RECORDS SUPPLIED:

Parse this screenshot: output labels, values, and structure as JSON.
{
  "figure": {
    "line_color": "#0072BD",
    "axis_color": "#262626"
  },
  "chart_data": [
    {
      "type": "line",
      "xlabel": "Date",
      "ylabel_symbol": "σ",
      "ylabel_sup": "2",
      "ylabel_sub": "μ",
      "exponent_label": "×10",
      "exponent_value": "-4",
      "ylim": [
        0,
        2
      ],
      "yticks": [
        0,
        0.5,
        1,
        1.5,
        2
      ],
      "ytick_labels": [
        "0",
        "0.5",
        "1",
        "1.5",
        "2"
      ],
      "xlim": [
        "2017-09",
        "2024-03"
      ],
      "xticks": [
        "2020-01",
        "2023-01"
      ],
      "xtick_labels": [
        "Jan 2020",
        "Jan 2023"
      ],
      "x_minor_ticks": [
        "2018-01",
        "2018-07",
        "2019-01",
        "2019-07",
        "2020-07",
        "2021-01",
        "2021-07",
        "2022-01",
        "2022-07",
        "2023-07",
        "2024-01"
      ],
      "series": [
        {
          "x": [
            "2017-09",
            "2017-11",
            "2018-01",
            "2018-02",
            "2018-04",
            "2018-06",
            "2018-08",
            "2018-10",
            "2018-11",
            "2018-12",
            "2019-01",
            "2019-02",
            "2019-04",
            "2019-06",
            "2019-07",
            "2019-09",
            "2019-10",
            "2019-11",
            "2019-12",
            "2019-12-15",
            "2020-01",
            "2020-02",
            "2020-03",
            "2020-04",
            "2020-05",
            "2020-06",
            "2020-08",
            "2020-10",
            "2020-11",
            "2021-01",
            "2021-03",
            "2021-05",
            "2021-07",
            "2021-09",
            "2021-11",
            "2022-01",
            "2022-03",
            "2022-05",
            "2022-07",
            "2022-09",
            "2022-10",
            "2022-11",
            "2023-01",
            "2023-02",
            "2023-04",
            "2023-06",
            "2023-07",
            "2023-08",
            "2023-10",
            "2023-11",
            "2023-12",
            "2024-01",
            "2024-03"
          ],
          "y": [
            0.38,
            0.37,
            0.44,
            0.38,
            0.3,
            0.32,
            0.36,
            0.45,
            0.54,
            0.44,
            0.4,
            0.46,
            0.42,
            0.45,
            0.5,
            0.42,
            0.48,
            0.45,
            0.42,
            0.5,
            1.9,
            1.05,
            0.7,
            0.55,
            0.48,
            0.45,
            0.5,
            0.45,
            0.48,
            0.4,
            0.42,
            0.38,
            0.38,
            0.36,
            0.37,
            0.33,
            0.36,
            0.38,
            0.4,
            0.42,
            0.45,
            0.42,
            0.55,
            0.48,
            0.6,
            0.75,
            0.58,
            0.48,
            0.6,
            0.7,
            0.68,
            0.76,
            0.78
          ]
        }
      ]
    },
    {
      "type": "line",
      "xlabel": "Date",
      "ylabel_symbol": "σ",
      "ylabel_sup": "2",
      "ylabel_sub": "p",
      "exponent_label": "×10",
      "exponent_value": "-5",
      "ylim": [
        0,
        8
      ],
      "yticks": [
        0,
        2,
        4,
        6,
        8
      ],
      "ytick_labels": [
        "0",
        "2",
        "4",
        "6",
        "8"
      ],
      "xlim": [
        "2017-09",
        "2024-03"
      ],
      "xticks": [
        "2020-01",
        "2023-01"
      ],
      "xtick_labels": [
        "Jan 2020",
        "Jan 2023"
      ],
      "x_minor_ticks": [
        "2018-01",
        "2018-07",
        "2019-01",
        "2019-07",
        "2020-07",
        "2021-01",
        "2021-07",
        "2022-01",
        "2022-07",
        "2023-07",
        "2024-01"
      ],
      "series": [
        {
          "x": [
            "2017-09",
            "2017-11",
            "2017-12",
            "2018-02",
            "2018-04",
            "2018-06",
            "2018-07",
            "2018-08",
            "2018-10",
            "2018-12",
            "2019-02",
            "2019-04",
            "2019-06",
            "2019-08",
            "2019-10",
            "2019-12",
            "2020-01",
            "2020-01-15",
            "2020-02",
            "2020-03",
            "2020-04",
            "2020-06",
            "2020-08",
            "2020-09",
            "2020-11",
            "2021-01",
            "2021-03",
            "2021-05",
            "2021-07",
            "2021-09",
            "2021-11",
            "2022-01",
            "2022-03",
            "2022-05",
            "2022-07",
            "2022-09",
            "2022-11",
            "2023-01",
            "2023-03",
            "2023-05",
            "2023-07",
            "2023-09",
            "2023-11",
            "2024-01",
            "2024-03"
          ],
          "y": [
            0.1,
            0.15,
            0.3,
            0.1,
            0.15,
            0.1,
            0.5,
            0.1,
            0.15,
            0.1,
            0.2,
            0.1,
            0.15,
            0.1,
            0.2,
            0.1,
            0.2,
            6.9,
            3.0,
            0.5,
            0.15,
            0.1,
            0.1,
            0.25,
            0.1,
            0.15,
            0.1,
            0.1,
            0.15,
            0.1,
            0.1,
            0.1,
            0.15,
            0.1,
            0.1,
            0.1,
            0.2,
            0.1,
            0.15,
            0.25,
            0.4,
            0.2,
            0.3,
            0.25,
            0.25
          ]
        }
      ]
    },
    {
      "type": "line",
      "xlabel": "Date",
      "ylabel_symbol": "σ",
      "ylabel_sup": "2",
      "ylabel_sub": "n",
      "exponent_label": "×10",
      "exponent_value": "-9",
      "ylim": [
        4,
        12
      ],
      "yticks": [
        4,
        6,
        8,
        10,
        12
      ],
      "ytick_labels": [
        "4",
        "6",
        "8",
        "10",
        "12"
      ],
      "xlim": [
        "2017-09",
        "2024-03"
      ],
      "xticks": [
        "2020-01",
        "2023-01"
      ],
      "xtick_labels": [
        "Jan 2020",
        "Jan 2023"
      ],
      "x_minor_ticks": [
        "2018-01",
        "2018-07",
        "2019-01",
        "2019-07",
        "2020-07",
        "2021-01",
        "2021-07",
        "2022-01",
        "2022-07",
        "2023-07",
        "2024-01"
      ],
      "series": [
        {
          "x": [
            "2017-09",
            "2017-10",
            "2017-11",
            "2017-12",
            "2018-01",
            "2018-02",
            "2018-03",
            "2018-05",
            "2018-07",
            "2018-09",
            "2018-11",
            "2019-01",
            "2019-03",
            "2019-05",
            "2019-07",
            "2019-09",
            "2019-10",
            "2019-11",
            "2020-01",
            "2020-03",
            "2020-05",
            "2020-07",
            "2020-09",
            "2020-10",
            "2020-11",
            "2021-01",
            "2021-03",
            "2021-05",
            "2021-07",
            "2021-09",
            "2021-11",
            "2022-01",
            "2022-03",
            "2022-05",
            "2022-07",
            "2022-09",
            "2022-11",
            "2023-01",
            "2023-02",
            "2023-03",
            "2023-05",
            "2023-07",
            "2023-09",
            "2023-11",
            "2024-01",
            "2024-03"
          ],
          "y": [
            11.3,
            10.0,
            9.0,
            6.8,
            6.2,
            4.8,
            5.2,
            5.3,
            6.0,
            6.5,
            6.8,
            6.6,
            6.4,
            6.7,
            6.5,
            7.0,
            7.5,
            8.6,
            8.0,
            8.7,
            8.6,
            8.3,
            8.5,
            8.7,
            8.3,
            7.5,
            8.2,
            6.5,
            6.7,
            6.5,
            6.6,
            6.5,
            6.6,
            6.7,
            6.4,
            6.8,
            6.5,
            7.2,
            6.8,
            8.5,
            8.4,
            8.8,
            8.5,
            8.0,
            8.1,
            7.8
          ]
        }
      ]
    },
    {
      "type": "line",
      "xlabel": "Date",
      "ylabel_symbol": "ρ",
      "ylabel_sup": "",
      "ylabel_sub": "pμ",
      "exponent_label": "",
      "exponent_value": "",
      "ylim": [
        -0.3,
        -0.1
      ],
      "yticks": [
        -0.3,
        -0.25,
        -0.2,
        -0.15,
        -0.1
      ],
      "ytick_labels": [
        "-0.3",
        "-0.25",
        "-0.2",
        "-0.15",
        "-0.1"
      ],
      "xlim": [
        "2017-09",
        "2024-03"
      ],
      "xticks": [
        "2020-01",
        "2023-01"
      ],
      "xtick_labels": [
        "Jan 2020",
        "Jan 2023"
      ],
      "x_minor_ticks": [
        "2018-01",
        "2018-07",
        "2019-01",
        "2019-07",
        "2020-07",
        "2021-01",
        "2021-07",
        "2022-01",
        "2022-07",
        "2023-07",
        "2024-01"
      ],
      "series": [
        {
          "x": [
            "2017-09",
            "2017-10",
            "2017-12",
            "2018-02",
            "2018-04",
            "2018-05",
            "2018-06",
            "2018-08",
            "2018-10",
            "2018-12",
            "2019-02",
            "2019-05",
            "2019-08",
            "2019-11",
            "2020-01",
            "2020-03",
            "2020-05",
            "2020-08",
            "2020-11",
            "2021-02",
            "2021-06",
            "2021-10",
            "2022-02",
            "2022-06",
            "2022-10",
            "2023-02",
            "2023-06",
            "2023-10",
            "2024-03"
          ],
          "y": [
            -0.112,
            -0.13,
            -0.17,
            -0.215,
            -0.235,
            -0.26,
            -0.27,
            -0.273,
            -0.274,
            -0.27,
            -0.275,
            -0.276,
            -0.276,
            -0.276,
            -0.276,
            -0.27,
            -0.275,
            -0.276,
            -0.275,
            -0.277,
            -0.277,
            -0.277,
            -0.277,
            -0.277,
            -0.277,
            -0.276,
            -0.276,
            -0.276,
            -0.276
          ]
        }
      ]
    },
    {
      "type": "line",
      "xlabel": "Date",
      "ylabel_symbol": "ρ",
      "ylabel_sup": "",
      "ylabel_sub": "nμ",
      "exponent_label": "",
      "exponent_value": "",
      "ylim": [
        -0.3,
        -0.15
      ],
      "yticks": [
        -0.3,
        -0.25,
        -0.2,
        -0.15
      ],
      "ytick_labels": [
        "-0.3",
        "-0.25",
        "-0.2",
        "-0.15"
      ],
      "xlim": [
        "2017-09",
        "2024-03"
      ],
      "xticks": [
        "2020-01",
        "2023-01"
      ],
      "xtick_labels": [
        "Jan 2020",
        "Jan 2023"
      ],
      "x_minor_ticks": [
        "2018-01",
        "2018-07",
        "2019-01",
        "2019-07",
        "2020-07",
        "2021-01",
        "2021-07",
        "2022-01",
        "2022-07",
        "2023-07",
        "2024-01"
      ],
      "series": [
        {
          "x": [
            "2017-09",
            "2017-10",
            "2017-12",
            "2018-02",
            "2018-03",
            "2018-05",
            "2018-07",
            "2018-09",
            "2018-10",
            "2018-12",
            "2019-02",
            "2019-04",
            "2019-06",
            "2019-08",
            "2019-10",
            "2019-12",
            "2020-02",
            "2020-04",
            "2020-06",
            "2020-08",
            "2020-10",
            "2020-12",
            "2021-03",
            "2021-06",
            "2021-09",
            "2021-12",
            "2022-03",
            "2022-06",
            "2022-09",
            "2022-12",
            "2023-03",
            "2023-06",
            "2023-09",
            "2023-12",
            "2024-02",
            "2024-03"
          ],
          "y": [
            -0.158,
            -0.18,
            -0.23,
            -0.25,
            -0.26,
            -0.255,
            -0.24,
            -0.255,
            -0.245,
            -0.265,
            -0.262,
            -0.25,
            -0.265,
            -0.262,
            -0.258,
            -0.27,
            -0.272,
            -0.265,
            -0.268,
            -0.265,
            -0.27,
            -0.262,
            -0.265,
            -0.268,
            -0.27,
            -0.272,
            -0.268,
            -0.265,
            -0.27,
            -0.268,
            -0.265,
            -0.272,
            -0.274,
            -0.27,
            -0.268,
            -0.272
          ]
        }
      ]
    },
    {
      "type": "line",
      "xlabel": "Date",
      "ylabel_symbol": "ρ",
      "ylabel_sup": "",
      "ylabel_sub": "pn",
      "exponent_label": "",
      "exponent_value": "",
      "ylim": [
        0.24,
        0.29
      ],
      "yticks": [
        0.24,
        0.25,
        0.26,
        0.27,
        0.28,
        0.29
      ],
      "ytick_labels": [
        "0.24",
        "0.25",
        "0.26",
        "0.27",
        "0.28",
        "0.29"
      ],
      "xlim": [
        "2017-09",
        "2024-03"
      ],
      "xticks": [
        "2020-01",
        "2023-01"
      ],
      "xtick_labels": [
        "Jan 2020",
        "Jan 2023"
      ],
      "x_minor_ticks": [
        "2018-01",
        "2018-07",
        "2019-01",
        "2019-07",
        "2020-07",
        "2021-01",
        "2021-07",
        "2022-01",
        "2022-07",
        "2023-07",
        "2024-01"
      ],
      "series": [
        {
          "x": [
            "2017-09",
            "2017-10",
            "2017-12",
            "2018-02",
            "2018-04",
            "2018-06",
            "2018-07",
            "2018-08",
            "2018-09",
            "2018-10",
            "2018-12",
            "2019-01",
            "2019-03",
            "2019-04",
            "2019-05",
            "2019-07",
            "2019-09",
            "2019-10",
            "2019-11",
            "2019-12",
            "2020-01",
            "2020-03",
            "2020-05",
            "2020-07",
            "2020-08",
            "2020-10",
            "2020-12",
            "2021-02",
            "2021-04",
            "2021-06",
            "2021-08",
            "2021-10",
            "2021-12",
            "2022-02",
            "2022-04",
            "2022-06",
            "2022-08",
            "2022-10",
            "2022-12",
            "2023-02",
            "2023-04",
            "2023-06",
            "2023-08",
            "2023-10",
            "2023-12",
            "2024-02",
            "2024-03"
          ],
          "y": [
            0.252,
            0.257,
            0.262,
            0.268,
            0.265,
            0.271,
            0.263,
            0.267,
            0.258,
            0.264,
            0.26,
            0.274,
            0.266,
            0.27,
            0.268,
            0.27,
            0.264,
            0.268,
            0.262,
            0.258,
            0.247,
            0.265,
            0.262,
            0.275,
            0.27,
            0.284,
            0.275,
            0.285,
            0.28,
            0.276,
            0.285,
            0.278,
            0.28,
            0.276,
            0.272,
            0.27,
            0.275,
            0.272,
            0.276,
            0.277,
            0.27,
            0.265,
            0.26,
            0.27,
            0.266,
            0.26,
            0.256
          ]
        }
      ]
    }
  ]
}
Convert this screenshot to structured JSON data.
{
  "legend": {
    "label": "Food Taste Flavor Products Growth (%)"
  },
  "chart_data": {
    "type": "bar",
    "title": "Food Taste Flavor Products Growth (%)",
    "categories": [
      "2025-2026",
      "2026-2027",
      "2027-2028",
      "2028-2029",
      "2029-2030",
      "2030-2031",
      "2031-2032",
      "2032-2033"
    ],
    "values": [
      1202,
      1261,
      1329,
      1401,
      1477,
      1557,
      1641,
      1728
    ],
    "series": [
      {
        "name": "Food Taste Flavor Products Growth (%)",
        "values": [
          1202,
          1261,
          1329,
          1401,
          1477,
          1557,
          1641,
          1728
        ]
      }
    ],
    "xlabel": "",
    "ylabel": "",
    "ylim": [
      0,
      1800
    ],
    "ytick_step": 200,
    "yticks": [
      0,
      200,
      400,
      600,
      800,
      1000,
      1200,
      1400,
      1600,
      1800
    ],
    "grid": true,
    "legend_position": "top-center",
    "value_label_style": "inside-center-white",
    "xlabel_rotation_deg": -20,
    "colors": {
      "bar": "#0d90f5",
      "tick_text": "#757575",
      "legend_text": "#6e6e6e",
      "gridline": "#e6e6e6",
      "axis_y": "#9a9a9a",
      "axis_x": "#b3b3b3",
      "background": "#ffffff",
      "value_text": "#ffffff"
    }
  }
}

AIM: Search the lines above for the string "Food" and copy each line that has it.

ANSWER FOR THE TASK:
    "label": "Food Taste Flavor Products Growth (%)"
    "title": "Food Taste Flavor Products Growth (%)",
        "name": "Food Taste Flavor Products Growth (%)",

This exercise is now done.